-- Start DATA LISTING --

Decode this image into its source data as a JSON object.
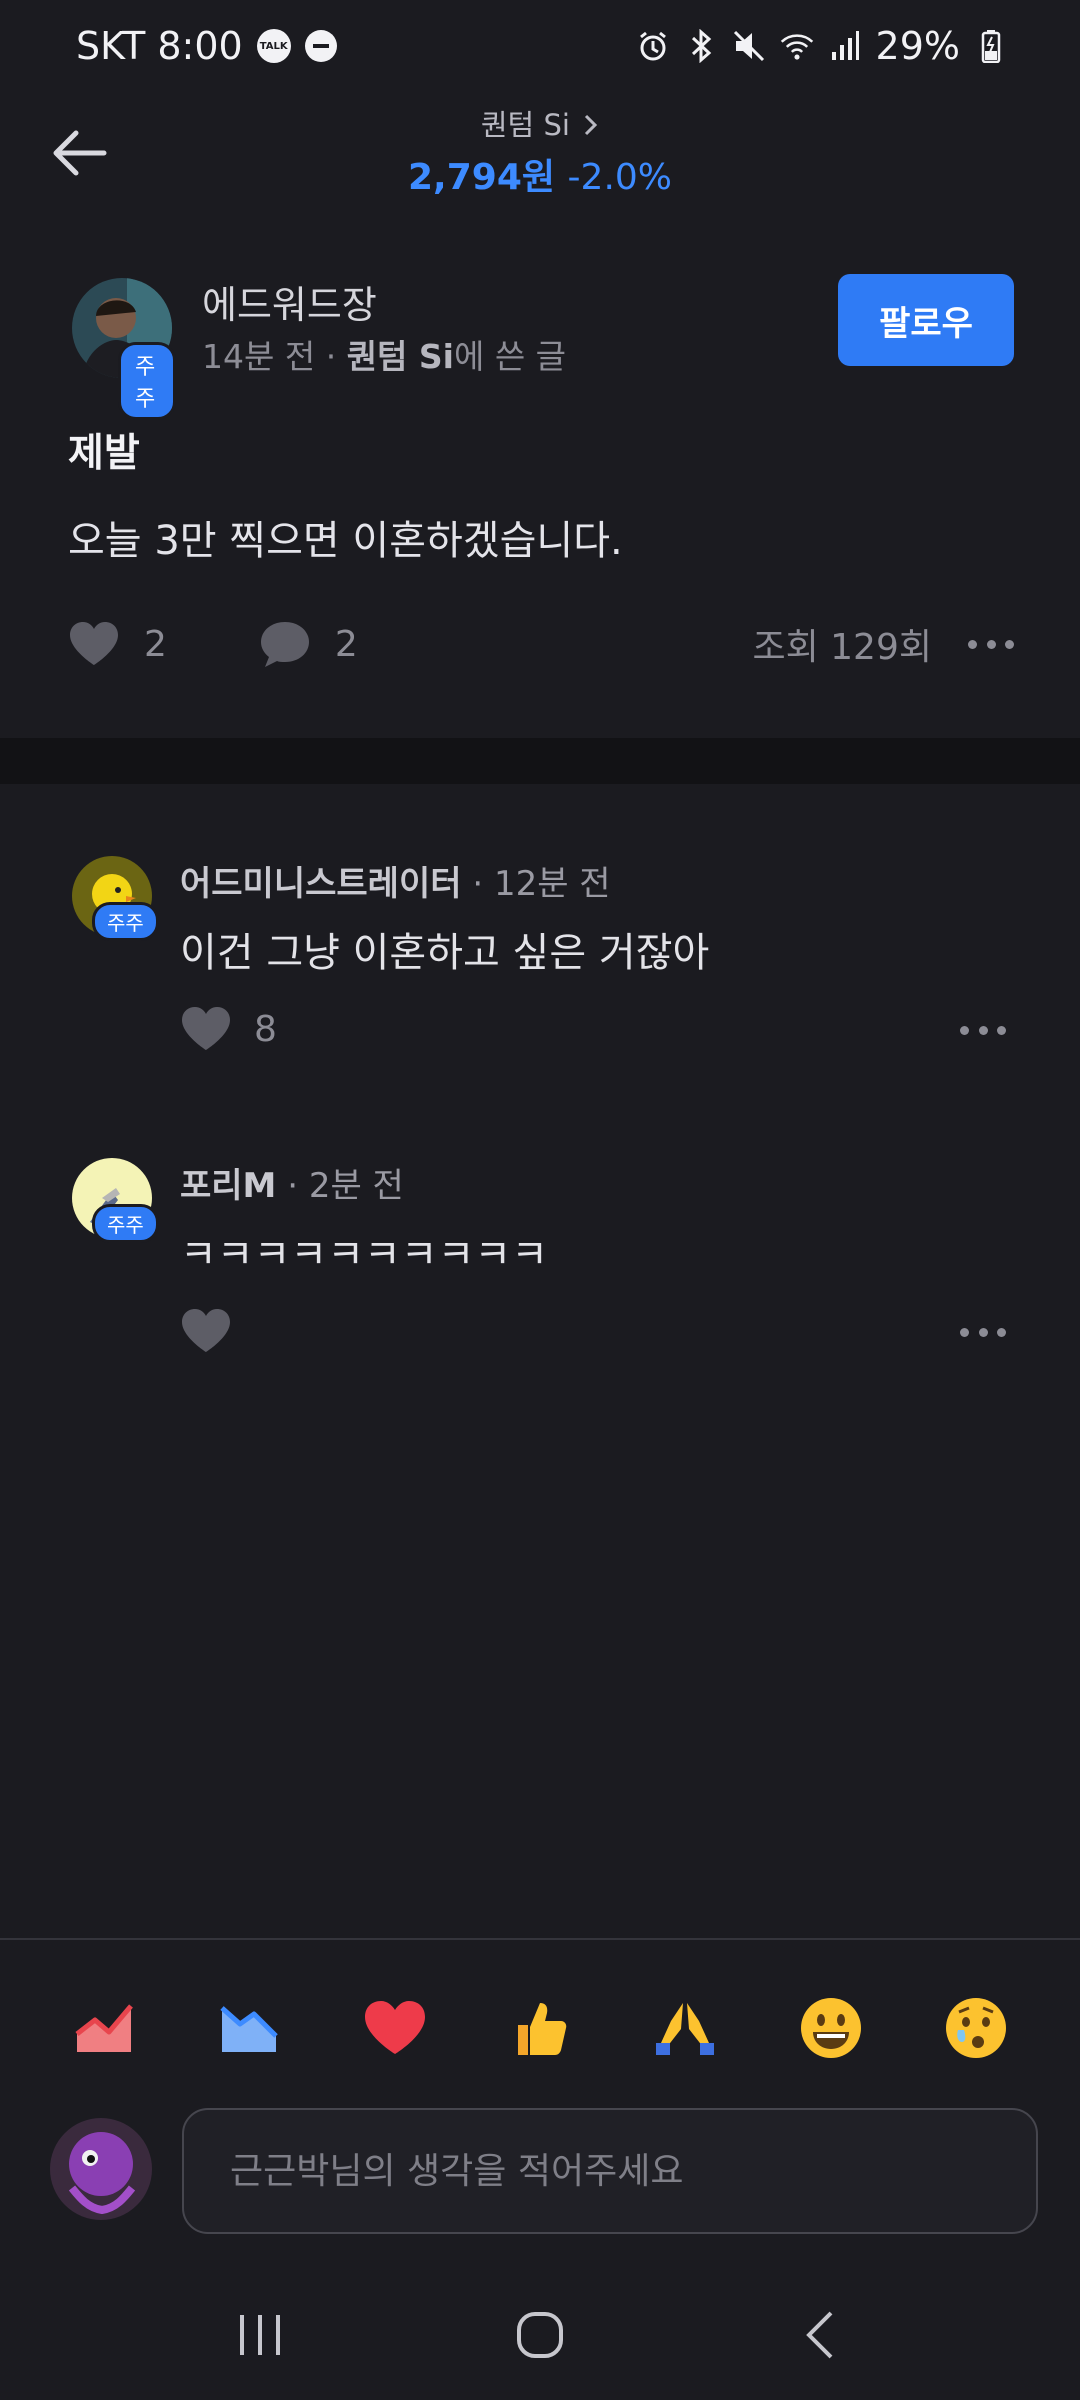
{
  "status_bar": {
    "carrier_time": "SKT 8:00",
    "talk_label": "TALK",
    "battery": "29%",
    "icons": [
      "talk-icon",
      "dnd-icon",
      "alarm-icon",
      "bluetooth-icon",
      "mute-icon",
      "wifi-icon",
      "signal-icon",
      "battery-icon"
    ]
  },
  "header": {
    "stock_name": "퀀텀 Si",
    "price": "2,794원",
    "change": "-2.0%",
    "price_color": "#3d8bff"
  },
  "post": {
    "author": "에드워드장",
    "badge": "주주",
    "time": "14분 전",
    "meta_sep": " · ",
    "board": "퀀텀 Si",
    "board_suffix": "에 쓴 글",
    "follow_label": "팔로우",
    "title": "제발",
    "body": "오늘 3만 찍으면 이혼하겠습니다.",
    "likes": "2",
    "comments": "2",
    "views": "조회 129회"
  },
  "comments": [
    {
      "name": "어드미니스트레이터",
      "time": " · 12분 전",
      "badge": "주주",
      "text": "이건 그냥 이혼하고 싶은 거잖아",
      "likes": "8"
    },
    {
      "name": "포리M",
      "time": " · 2분 전",
      "badge": "주주",
      "text": "ㅋㅋㅋㅋㅋㅋㅋㅋㅋㅋ",
      "likes": ""
    }
  ],
  "reactions": [
    "chart-up-icon",
    "chart-down-icon",
    "heart-icon",
    "thumbs-up-icon",
    "pray-icon",
    "smile-icon",
    "surprised-icon"
  ],
  "composer": {
    "placeholder": "근근박님의 생각을 적어주세요"
  },
  "colors": {
    "background": "#1b1b20",
    "accent": "#2f7bf5"
  }
}
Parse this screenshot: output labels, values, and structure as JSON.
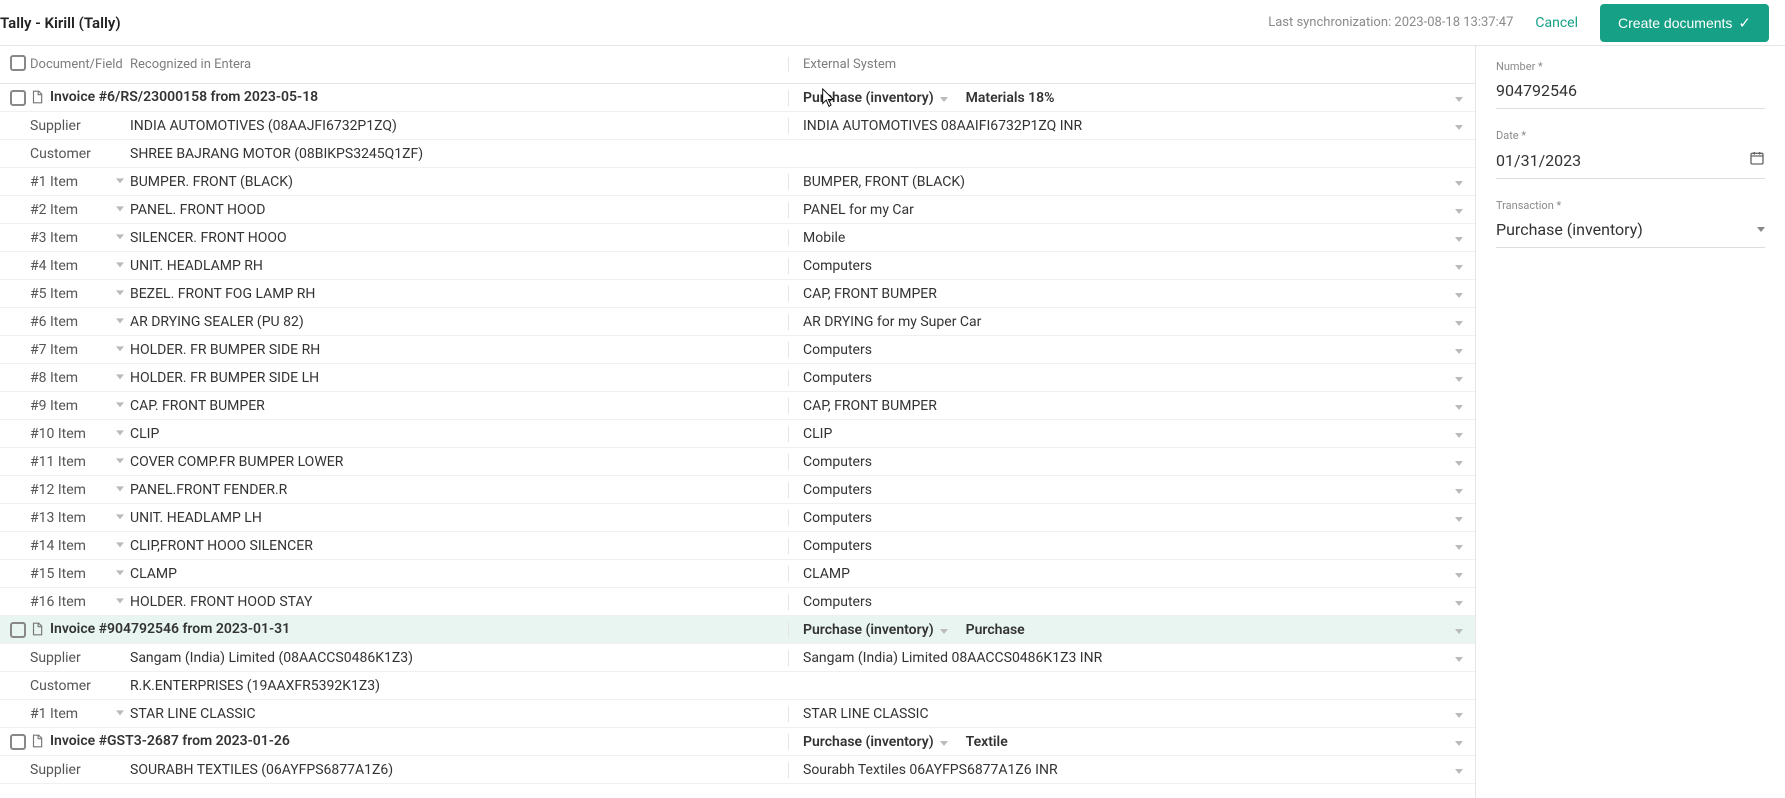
{
  "topbar": {
    "title": "Tally - Kirill (Tally)",
    "sync": "Last synchronization: 2023-08-18 13:37:47",
    "cancel": "Cancel",
    "create": "Create documents"
  },
  "headers": {
    "doc_field": "Document/Field",
    "recognized": "Recognized in Entera",
    "external": "External System"
  },
  "invoices": [
    {
      "id": "inv1",
      "title": "Invoice #6/RS/23000158 from 2023-05-18",
      "ext_type": "Purchase (inventory)",
      "ext_cat": "Materials 18%",
      "highlight": false,
      "supplier_label": "Supplier",
      "supplier_recog": "INDIA AUTOMOTIVES (08AAJFI6732P1ZQ)",
      "supplier_ext": "INDIA AUTOMOTIVES 08AAIFI6732P1ZQ INR",
      "customer_label": "Customer",
      "customer_recog": "SHREE BAJRANG MOTOR (08BIKPS3245Q1ZF)",
      "customer_ext": "",
      "items": [
        {
          "field": "#1 Item",
          "recog": "BUMPER. FRONT (BLACK)",
          "ext": "BUMPER, FRONT (BLACK)"
        },
        {
          "field": "#2 Item",
          "recog": "PANEL. FRONT HOOD",
          "ext": "PANEL for my Car"
        },
        {
          "field": "#3 Item",
          "recog": "SILENCER. FRONT HOOO",
          "ext": "Mobile"
        },
        {
          "field": "#4 Item",
          "recog": "UNIT. HEADLAMP RH",
          "ext": "Computers"
        },
        {
          "field": "#5 Item",
          "recog": "BEZEL. FRONT FOG LAMP RH",
          "ext": "CAP, FRONT BUMPER"
        },
        {
          "field": "#6 Item",
          "recog": "AR DRYING SEALER (PU 82)",
          "ext": "AR DRYING for my Super Car"
        },
        {
          "field": "#7 Item",
          "recog": "HOLDER. FR BUMPER SIDE RH",
          "ext": "Computers"
        },
        {
          "field": "#8 Item",
          "recog": "HOLDER. FR BUMPER SIDE LH",
          "ext": "Computers"
        },
        {
          "field": "#9 Item",
          "recog": "CAP. FRONT BUMPER",
          "ext": "CAP, FRONT BUMPER"
        },
        {
          "field": "#10 Item",
          "recog": "CLIP",
          "ext": "CLIP"
        },
        {
          "field": "#11 Item",
          "recog": "COVER COMP.FR BUMPER LOWER",
          "ext": "Computers"
        },
        {
          "field": "#12 Item",
          "recog": "PANEL.FRONT FENDER.R",
          "ext": "Computers"
        },
        {
          "field": "#13 Item",
          "recog": "UNIT. HEADLAMP LH",
          "ext": "Computers"
        },
        {
          "field": "#14 Item",
          "recog": "CLIP,FRONT HOOO SILENCER",
          "ext": "Computers"
        },
        {
          "field": "#15 Item",
          "recog": "CLAMP",
          "ext": "CLAMP"
        },
        {
          "field": "#16 Item",
          "recog": "HOLDER. FRONT HOOD STAY",
          "ext": "Computers"
        }
      ]
    },
    {
      "id": "inv2",
      "title": "Invoice #904792546 from 2023-01-31",
      "ext_type": "Purchase (inventory)",
      "ext_cat": "Purchase",
      "highlight": true,
      "supplier_label": "Supplier",
      "supplier_recog": "Sangam (India) Limited (08AACCS0486K1Z3)",
      "supplier_ext": "Sangam (India) Limited 08AACCS0486K1Z3 INR",
      "customer_label": "Customer",
      "customer_recog": "R.K.ENTERPRISES (19AAXFR5392K1Z3)",
      "customer_ext": "",
      "items": [
        {
          "field": "#1 Item",
          "recog": "STAR LINE CLASSIC",
          "ext": "STAR LINE CLASSIC"
        }
      ]
    },
    {
      "id": "inv3",
      "title": "Invoice #GST3-2687 from 2023-01-26",
      "ext_type": "Purchase (inventory)",
      "ext_cat": "Textile",
      "highlight": false,
      "supplier_label": "Supplier",
      "supplier_recog": "SOURABH TEXTILES (06AYFPS6877A1Z6)",
      "supplier_ext": "Sourabh Textiles 06AYFPS6877A1Z6 INR",
      "customer_label": "",
      "customer_recog": "",
      "customer_ext": "",
      "items": []
    }
  ],
  "side": {
    "number_label": "Number *",
    "number_value": "904792546",
    "date_label": "Date *",
    "date_value": "01/31/2023",
    "txn_label": "Transaction *",
    "txn_value": "Purchase (inventory)"
  }
}
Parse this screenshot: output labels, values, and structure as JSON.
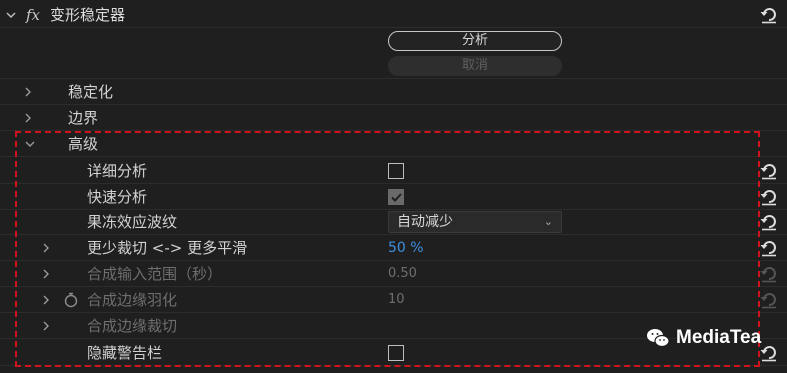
{
  "effect": {
    "fx_symbol": "fx",
    "title": "变形稳定器"
  },
  "buttons": {
    "analyze_label": "分析",
    "cancel_label": "取消"
  },
  "sections": {
    "stabilization": "稳定化",
    "borders": "边界",
    "advanced": "高级"
  },
  "advanced": {
    "detailed_analysis": {
      "label": "详细分析",
      "checked": false
    },
    "fast_analysis": {
      "label": "快速分析",
      "checked": true
    },
    "rolling_shutter": {
      "label": "果冻效应波纹",
      "value": "自动减少"
    },
    "less_crop_more_smooth": {
      "label": "更少裁切 <-> 更多平滑",
      "value": "50",
      "unit": "%"
    },
    "synthesis_input_range": {
      "label": "合成输入范围（秒）",
      "value": "0.50"
    },
    "synthesis_edge_feather": {
      "label": "合成边缘羽化",
      "value": "10"
    },
    "synthesis_edge_crop": {
      "label": "合成边缘裁切"
    },
    "hide_warning_banner": {
      "label": "隐藏警告栏",
      "checked": false
    }
  },
  "watermark": {
    "text": "MediaTea"
  },
  "colors": {
    "highlight_frame": "#d0131d",
    "value_blue": "#3d8fe0"
  }
}
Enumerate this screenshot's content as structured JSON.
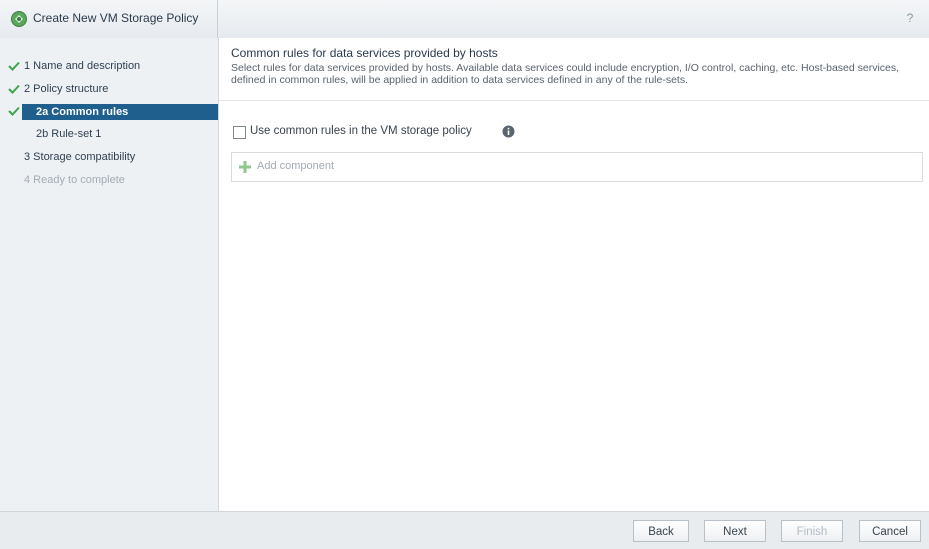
{
  "window": {
    "title": "Create New VM Storage Policy",
    "help_symbol": "?"
  },
  "nav": {
    "items": [
      {
        "label": "1  Name and description",
        "completed": true
      },
      {
        "label": "2  Policy structure",
        "completed": true
      },
      {
        "label": "2a  Common rules",
        "completed": true,
        "active": true
      },
      {
        "label": "2b  Rule-set 1",
        "completed": false
      },
      {
        "label": "3  Storage compatibility",
        "completed": false
      },
      {
        "label": "4  Ready to complete",
        "completed": false,
        "disabled": true
      }
    ]
  },
  "main": {
    "header_title": "Common rules for data services provided by hosts",
    "header_desc": "Select rules for data services provided by hosts. Available data services could include encryption, I/O control, caching, etc. Host-based services, defined in common rules, will be applied in addition to data services defined in any of the rule-sets.",
    "use_common_label": "Use common rules in the VM storage policy",
    "use_common_checked": false,
    "add_component_label": "Add component"
  },
  "footer": {
    "back_label": "Back",
    "next_label": "Next",
    "finish_label": "Finish",
    "cancel_label": "Cancel"
  },
  "colors": {
    "active_nav": "#1f5f8e",
    "check_green": "#3ea64a"
  }
}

-- End DATA LISTING --

→ TASK GOAL: Your task is to set down exactly the lines that run from the line holding "Enumerate this screenshot's" through the close of the entries, including both ends. Pictures stay out.

→ PROBLEM SOLUTION:
Enumerate this screenshot's content as structured JSON.
{
  "window": {
    "title": "Create New VM Storage Policy",
    "help_symbol": "?"
  },
  "nav": {
    "items": [
      {
        "label": "1  Name and description",
        "completed": true
      },
      {
        "label": "2  Policy structure",
        "completed": true
      },
      {
        "label": "2a  Common rules",
        "completed": true,
        "active": true
      },
      {
        "label": "2b  Rule-set 1",
        "completed": false
      },
      {
        "label": "3  Storage compatibility",
        "completed": false
      },
      {
        "label": "4  Ready to complete",
        "completed": false,
        "disabled": true
      }
    ]
  },
  "main": {
    "header_title": "Common rules for data services provided by hosts",
    "header_desc": "Select rules for data services provided by hosts. Available data services could include encryption, I/O control, caching, etc. Host-based services, defined in common rules, will be applied in addition to data services defined in any of the rule-sets.",
    "use_common_label": "Use common rules in the VM storage policy",
    "use_common_checked": false,
    "add_component_label": "Add component"
  },
  "footer": {
    "back_label": "Back",
    "next_label": "Next",
    "finish_label": "Finish",
    "cancel_label": "Cancel"
  },
  "colors": {
    "active_nav": "#1f5f8e",
    "check_green": "#3ea64a"
  }
}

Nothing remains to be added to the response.